▶ [Dataset records]:
====

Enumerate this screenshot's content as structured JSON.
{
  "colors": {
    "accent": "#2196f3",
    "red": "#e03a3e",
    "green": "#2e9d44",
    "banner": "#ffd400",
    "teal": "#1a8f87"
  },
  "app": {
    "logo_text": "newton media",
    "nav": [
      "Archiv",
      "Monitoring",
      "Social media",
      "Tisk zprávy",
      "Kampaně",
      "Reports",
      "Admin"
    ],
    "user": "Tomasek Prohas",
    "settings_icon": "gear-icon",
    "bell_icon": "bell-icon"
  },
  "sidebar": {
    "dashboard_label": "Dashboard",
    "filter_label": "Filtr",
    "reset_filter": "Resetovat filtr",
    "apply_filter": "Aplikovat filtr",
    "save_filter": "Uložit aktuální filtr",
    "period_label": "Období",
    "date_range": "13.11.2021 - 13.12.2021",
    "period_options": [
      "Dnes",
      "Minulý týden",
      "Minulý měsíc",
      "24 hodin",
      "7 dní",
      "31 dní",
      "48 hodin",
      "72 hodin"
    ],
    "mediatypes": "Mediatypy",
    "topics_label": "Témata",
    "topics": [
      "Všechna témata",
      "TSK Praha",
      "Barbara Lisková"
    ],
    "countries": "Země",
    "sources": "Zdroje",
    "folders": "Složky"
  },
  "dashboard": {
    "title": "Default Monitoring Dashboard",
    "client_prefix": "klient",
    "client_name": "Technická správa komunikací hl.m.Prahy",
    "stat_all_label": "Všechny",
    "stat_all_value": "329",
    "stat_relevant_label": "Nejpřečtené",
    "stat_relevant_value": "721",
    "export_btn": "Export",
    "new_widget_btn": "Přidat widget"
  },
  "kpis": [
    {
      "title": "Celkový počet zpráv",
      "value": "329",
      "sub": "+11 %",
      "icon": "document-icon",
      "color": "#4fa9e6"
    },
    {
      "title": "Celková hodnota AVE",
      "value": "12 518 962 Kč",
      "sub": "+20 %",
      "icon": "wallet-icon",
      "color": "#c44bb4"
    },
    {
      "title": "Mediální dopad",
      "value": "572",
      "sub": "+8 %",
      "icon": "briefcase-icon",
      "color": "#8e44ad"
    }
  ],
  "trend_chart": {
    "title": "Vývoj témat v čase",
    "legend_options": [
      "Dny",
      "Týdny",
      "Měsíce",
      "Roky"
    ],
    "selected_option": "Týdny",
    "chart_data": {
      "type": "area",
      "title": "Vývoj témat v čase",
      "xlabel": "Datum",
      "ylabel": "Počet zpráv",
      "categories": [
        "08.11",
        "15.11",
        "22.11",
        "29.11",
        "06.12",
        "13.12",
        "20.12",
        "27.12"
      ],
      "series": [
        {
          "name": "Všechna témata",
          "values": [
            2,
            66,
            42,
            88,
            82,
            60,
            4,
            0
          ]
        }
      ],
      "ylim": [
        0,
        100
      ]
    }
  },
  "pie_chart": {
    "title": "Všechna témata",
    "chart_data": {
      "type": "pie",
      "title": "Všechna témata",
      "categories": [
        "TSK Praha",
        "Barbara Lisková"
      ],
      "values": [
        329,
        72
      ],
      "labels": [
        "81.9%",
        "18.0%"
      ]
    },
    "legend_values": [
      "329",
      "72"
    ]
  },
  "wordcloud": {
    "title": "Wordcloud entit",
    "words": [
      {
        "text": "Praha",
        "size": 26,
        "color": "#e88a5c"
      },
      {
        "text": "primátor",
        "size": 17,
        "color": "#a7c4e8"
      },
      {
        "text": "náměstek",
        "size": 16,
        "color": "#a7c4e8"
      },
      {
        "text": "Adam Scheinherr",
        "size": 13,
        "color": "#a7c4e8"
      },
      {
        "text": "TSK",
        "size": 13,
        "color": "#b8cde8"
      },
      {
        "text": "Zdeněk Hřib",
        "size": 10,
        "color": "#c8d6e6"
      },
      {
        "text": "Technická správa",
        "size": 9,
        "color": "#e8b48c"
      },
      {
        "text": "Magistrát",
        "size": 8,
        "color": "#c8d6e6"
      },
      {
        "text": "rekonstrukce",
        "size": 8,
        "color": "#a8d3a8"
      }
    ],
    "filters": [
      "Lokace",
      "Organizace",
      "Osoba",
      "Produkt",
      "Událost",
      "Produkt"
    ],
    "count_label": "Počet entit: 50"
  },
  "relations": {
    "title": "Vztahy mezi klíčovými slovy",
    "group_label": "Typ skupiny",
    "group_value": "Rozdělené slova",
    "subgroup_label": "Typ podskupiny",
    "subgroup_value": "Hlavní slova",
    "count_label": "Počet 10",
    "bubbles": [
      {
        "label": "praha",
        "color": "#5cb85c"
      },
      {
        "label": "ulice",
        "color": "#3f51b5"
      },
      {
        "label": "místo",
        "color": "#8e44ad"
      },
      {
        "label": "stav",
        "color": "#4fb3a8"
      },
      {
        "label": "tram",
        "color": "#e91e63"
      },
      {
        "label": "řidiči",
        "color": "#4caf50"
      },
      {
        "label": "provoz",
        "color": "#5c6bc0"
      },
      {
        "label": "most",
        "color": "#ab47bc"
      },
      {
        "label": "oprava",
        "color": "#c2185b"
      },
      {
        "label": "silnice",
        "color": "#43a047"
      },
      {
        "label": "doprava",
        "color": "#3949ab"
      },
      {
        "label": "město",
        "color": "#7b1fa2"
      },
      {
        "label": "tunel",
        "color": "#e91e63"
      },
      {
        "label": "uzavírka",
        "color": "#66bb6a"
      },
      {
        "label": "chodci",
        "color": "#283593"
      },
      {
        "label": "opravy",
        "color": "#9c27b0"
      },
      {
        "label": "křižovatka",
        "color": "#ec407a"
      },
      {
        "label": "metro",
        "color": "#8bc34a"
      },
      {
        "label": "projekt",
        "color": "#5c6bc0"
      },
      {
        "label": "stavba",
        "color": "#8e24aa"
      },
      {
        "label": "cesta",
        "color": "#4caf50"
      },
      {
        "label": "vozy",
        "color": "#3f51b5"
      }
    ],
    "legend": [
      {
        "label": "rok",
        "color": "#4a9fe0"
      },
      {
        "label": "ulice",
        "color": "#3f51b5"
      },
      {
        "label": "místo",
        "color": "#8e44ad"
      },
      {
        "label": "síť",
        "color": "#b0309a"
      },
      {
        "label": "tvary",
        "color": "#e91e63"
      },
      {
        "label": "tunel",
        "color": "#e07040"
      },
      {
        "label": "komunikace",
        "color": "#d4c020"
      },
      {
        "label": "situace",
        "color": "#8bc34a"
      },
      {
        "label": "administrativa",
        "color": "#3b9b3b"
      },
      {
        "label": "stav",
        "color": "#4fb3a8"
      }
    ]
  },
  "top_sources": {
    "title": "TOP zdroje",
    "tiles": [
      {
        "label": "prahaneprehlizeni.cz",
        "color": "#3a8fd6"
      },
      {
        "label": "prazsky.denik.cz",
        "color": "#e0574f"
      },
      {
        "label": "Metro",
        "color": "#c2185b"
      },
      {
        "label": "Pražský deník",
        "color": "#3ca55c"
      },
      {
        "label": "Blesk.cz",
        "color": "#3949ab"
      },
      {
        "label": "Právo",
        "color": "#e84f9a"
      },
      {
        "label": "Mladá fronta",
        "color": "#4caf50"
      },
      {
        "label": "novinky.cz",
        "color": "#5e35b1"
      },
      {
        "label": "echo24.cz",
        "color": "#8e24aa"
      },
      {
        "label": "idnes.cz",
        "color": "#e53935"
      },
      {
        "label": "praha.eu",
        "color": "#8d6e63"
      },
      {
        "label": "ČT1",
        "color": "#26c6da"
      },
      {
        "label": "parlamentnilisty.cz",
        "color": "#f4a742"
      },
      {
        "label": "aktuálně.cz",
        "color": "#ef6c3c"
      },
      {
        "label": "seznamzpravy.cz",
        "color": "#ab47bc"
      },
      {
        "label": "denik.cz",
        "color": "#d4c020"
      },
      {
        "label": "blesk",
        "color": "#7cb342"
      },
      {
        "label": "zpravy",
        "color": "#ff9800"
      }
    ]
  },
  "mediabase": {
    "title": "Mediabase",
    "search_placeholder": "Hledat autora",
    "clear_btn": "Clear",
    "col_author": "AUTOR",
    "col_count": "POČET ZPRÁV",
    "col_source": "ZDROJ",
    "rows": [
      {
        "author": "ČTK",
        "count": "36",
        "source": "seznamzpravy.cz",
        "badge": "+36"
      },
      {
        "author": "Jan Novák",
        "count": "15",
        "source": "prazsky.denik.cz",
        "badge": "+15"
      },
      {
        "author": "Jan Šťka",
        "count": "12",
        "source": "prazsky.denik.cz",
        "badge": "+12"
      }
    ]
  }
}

====

Go through the entries and return each line where the word "denik" appears.

        "label": "prazsky.denik.cz",
        "label": "denik.cz",
        "source": "prazsky.denik.cz",
        "source": "prazsky.denik.cz",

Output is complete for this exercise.